> **GOAL OF THE EXERCISE**: Wherever the string "смазки" appears in a line, extract that line.
___ EXERCISE INPUT ___
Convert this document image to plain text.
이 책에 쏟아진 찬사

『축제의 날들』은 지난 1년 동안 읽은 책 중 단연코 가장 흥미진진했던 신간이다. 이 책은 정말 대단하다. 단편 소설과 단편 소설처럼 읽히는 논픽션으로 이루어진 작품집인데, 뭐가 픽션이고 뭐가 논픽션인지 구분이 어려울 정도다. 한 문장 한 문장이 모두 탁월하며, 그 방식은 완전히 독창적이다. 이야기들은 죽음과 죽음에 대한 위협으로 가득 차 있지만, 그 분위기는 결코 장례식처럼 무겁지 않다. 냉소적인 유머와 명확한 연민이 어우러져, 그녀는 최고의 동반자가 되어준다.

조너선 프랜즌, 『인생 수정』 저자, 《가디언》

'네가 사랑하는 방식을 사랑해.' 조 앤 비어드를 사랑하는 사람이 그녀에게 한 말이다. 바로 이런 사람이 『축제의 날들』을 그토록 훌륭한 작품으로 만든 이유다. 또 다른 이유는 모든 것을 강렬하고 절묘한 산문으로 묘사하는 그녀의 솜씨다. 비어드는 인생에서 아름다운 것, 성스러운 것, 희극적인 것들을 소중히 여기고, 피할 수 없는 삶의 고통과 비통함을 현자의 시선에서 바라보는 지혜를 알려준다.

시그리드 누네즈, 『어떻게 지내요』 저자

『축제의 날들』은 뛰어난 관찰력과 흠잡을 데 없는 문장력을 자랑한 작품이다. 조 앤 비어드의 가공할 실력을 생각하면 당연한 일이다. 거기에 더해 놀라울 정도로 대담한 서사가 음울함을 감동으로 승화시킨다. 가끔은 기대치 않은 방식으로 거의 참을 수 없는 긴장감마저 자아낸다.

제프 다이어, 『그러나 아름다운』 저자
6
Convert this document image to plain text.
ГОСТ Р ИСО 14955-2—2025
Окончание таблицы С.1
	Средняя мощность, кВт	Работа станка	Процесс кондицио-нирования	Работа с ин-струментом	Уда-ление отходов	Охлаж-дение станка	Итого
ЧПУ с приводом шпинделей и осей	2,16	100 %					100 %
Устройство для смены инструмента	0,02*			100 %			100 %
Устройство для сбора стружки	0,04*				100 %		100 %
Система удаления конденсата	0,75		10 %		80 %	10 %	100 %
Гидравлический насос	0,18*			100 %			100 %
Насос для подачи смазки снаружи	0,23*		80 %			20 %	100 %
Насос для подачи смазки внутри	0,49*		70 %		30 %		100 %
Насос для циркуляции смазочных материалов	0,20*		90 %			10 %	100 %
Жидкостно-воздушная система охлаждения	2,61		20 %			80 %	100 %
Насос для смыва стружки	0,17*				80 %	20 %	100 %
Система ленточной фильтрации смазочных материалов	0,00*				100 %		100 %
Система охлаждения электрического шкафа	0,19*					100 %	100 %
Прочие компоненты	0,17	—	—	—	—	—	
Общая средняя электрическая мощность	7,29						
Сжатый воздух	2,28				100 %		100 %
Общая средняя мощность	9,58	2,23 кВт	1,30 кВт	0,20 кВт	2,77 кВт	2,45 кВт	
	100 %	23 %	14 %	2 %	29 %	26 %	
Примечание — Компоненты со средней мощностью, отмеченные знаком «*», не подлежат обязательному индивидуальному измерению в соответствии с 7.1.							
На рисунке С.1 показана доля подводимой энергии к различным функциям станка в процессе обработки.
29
___
___ EXERCISE INPUT ___
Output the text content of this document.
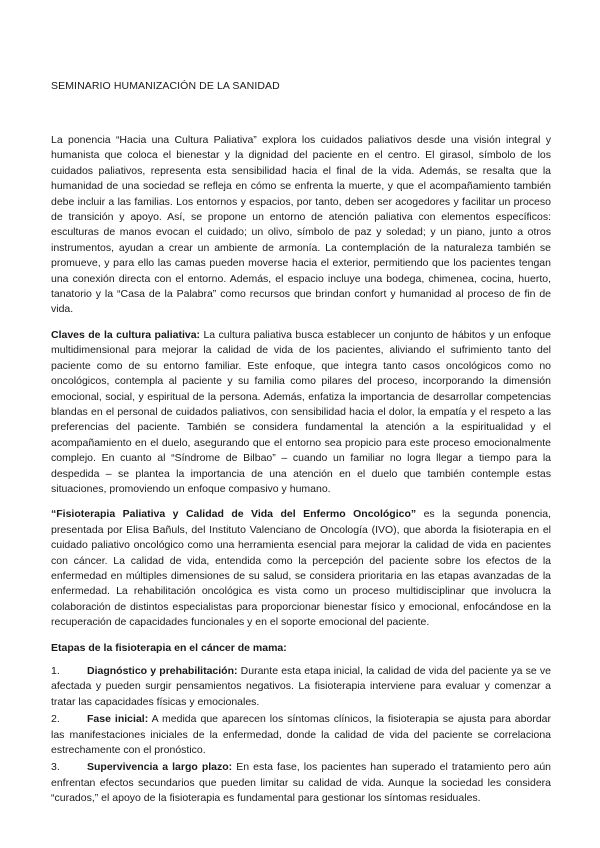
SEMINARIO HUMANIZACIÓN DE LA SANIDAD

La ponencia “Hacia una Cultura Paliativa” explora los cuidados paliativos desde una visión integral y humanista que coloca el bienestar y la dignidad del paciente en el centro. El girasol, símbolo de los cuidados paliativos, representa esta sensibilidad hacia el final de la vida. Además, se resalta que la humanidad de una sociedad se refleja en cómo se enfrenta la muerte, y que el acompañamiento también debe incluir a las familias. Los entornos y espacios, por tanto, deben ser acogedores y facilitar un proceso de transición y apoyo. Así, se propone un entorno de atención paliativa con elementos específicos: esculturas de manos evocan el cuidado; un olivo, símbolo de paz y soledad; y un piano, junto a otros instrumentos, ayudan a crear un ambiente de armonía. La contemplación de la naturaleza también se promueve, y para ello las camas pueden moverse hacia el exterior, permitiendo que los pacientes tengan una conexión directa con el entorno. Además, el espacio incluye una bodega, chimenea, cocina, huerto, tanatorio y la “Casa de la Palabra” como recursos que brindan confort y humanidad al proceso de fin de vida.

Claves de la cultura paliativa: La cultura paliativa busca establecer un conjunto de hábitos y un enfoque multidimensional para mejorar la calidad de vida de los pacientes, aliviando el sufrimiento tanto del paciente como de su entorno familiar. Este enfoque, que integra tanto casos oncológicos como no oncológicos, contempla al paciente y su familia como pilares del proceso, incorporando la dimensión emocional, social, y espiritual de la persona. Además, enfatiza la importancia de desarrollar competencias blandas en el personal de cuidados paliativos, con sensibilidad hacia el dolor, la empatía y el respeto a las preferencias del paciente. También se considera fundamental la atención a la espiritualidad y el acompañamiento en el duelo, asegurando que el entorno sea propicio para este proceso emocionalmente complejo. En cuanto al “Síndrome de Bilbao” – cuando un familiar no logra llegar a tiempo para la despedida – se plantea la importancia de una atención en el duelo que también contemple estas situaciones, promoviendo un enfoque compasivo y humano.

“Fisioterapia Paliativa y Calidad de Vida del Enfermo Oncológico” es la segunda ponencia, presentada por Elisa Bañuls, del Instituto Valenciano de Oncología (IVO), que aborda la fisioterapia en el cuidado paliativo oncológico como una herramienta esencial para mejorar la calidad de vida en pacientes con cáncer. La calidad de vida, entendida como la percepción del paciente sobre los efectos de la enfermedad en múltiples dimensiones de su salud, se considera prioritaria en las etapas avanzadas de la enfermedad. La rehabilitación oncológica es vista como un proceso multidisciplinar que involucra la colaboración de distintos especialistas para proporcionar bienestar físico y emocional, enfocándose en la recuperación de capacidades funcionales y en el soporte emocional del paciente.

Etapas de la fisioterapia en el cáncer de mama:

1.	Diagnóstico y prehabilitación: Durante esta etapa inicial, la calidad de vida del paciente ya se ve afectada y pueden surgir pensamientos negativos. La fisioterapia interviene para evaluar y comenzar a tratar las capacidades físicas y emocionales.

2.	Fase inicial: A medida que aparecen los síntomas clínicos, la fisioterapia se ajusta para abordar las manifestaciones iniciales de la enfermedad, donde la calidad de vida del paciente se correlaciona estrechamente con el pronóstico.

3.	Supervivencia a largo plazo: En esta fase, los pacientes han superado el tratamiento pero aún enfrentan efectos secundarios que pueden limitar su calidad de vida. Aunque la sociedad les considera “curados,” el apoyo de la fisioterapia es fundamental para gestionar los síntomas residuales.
___
___ EXERCISE INPUT ___
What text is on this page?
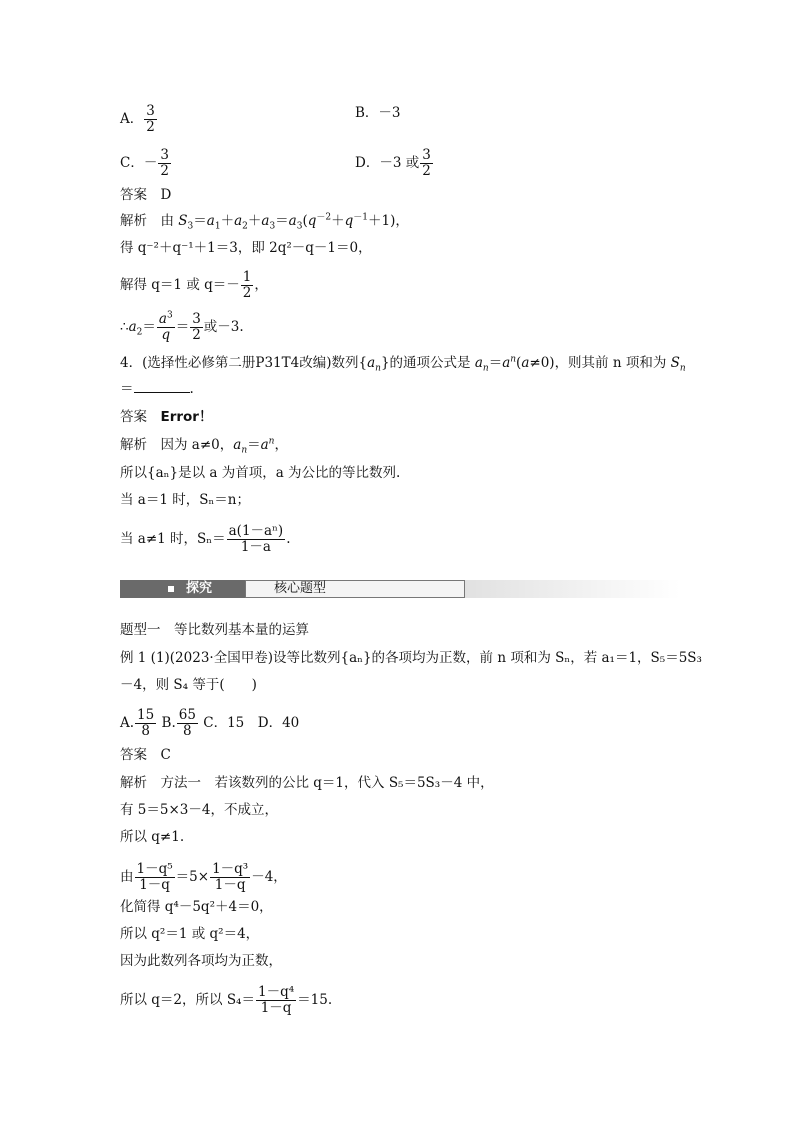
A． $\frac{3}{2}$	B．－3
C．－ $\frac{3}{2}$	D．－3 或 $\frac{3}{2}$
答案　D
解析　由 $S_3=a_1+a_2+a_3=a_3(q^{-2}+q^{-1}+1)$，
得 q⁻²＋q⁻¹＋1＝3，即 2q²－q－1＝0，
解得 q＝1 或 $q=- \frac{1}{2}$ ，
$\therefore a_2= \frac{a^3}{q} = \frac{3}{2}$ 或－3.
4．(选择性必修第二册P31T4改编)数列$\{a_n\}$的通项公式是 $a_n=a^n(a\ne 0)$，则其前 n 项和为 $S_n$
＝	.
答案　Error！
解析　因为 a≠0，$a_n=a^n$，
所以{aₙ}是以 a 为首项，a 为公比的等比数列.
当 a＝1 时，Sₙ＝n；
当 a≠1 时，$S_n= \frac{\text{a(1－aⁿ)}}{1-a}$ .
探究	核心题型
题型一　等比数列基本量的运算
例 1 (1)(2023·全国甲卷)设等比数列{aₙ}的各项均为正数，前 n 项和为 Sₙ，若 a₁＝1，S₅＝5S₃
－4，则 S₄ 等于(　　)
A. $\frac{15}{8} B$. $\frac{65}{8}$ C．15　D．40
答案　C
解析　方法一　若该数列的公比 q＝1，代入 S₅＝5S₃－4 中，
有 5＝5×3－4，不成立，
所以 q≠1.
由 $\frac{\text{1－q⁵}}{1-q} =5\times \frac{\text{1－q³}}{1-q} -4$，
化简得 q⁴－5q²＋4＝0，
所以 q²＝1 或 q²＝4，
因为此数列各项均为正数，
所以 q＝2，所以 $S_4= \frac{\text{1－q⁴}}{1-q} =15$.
___
> **ANSWER**:
Насос для подачи смазки снаружи	0,23*		80 %			20 %	100 %
Насос для подачи смазки внутри	0,49*		70 %		30 %		100 %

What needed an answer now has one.